> [Written problem]: Scan the entries below and count the lines holding the string "mano". Supply only the number.

> [Exercise material]:
******************************
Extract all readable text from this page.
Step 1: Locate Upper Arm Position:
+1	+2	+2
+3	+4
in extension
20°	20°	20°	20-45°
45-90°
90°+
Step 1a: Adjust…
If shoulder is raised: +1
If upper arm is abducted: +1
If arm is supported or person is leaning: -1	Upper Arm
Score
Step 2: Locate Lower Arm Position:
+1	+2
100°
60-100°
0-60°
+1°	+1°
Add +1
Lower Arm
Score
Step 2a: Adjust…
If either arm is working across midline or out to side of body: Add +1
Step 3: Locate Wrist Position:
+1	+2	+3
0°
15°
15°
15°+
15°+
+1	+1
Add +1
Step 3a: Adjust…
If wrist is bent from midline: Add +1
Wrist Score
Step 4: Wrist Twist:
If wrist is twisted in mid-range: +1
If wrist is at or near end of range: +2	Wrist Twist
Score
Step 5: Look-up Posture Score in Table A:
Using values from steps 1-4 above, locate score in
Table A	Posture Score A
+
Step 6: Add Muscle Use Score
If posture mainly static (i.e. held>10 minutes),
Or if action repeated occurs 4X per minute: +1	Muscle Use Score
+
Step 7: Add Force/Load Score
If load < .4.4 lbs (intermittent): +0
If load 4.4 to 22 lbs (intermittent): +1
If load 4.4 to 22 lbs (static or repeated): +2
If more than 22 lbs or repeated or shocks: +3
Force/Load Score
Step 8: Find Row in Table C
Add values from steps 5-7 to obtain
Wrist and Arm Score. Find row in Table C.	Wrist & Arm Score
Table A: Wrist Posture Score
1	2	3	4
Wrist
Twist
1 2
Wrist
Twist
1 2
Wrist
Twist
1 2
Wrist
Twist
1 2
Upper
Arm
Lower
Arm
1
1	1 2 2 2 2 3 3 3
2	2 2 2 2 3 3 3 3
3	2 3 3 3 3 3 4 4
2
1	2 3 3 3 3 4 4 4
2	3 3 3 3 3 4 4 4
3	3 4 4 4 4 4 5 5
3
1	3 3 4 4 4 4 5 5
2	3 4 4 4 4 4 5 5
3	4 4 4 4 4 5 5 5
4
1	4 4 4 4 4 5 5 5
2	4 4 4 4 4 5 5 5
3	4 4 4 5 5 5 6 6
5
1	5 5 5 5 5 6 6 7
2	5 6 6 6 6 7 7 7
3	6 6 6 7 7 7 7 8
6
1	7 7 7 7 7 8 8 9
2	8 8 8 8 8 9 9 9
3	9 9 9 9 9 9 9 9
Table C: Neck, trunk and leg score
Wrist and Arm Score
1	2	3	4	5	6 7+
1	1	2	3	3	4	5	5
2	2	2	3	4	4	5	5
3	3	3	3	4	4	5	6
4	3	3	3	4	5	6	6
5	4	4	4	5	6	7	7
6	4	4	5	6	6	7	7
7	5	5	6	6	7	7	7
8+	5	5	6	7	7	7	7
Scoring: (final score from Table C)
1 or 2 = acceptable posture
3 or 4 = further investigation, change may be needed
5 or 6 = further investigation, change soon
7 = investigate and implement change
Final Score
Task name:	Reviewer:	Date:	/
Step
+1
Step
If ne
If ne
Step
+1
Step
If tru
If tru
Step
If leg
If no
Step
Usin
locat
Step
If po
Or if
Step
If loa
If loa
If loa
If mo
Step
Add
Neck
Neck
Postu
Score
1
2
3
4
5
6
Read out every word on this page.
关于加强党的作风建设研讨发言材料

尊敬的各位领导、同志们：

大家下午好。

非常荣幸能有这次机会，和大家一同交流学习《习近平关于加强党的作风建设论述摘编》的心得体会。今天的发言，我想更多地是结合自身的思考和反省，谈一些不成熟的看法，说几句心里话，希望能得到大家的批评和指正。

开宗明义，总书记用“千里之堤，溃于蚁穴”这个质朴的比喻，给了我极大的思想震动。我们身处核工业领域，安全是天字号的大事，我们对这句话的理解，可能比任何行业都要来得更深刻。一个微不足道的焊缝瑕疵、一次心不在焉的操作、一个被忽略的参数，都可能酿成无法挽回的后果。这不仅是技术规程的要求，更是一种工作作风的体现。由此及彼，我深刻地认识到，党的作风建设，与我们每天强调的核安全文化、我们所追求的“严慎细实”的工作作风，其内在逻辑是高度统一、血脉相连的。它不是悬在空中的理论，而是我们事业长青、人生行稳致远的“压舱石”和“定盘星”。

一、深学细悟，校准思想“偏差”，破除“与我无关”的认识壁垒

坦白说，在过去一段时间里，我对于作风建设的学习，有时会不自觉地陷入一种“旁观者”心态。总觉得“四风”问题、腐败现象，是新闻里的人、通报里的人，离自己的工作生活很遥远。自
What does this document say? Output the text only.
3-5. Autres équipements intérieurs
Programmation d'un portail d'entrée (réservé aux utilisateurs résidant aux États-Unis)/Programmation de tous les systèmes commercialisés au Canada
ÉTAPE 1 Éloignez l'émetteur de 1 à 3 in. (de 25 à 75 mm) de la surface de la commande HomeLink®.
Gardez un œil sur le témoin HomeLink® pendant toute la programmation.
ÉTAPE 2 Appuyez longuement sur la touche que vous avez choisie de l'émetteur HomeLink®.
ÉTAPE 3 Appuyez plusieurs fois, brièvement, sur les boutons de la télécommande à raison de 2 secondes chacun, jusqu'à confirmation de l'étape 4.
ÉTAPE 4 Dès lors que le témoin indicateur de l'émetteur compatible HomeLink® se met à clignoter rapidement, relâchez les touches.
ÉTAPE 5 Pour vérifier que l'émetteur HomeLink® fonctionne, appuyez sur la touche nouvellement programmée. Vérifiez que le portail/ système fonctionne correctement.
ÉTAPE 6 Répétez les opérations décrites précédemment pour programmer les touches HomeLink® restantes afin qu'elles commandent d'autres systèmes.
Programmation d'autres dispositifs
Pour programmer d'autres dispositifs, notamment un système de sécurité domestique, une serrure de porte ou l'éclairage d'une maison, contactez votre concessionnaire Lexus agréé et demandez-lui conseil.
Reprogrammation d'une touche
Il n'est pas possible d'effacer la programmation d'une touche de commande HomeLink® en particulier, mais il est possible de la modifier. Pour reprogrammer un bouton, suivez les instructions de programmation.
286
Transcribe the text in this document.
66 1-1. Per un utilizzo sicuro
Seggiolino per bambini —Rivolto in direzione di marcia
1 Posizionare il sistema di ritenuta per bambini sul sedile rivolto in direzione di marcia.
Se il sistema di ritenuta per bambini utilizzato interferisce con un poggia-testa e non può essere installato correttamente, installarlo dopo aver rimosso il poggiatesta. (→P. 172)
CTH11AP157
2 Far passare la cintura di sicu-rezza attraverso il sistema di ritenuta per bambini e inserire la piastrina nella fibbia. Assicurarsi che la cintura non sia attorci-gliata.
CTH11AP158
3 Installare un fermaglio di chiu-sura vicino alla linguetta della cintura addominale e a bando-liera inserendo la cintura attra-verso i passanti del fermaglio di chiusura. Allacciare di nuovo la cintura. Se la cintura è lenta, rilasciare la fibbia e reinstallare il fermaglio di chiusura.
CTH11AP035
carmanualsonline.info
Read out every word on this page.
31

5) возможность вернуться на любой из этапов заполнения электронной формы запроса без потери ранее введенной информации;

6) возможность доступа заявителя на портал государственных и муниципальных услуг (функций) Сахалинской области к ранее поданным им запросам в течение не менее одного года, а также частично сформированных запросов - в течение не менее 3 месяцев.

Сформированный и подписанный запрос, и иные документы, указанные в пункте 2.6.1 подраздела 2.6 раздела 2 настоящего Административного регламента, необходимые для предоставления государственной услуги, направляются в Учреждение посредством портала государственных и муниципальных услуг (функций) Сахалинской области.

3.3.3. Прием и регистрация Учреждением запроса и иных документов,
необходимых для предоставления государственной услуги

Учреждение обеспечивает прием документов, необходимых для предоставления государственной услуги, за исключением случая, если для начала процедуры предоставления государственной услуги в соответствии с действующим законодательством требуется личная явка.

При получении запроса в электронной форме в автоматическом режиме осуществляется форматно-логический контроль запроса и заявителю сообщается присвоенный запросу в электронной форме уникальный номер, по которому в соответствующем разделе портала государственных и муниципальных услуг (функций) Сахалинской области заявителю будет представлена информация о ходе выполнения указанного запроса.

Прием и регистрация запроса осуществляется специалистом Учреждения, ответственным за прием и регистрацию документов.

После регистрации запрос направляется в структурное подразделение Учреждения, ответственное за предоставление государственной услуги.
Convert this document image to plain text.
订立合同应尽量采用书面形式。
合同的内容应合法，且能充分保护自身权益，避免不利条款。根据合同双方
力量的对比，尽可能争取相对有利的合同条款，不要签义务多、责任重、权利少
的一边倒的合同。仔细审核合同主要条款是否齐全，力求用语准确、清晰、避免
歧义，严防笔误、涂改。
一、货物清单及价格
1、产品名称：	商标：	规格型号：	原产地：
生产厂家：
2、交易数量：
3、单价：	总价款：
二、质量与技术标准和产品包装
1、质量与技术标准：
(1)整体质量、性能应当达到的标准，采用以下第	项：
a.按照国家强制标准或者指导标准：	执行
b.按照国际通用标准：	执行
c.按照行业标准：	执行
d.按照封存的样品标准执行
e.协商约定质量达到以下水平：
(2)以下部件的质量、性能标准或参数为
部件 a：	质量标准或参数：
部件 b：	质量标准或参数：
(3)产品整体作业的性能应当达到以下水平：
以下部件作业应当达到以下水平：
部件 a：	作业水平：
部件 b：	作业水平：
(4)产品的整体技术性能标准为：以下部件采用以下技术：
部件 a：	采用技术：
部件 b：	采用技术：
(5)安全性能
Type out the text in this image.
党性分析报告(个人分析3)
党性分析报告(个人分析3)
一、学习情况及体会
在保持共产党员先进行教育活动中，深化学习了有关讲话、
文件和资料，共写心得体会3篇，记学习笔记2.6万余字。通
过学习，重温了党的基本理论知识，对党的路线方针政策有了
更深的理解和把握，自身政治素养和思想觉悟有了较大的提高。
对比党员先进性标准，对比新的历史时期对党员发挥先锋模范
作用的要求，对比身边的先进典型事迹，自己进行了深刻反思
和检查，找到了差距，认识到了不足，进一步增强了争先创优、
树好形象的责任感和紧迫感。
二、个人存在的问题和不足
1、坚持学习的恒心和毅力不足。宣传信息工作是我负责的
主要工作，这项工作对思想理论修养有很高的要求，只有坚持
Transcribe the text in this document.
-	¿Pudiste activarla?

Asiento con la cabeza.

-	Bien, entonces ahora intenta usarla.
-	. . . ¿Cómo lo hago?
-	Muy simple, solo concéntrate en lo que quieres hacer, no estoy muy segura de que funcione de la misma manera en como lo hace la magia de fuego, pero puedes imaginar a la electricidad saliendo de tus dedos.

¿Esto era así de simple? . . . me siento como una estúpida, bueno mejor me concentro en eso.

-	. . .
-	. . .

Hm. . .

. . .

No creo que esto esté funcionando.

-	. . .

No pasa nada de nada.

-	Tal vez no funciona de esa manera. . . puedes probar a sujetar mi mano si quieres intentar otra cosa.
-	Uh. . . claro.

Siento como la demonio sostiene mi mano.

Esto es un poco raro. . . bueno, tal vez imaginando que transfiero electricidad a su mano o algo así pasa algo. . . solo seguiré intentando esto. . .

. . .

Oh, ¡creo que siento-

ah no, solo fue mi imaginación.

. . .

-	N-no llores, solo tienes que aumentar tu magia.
******************************
> [Reply]: 3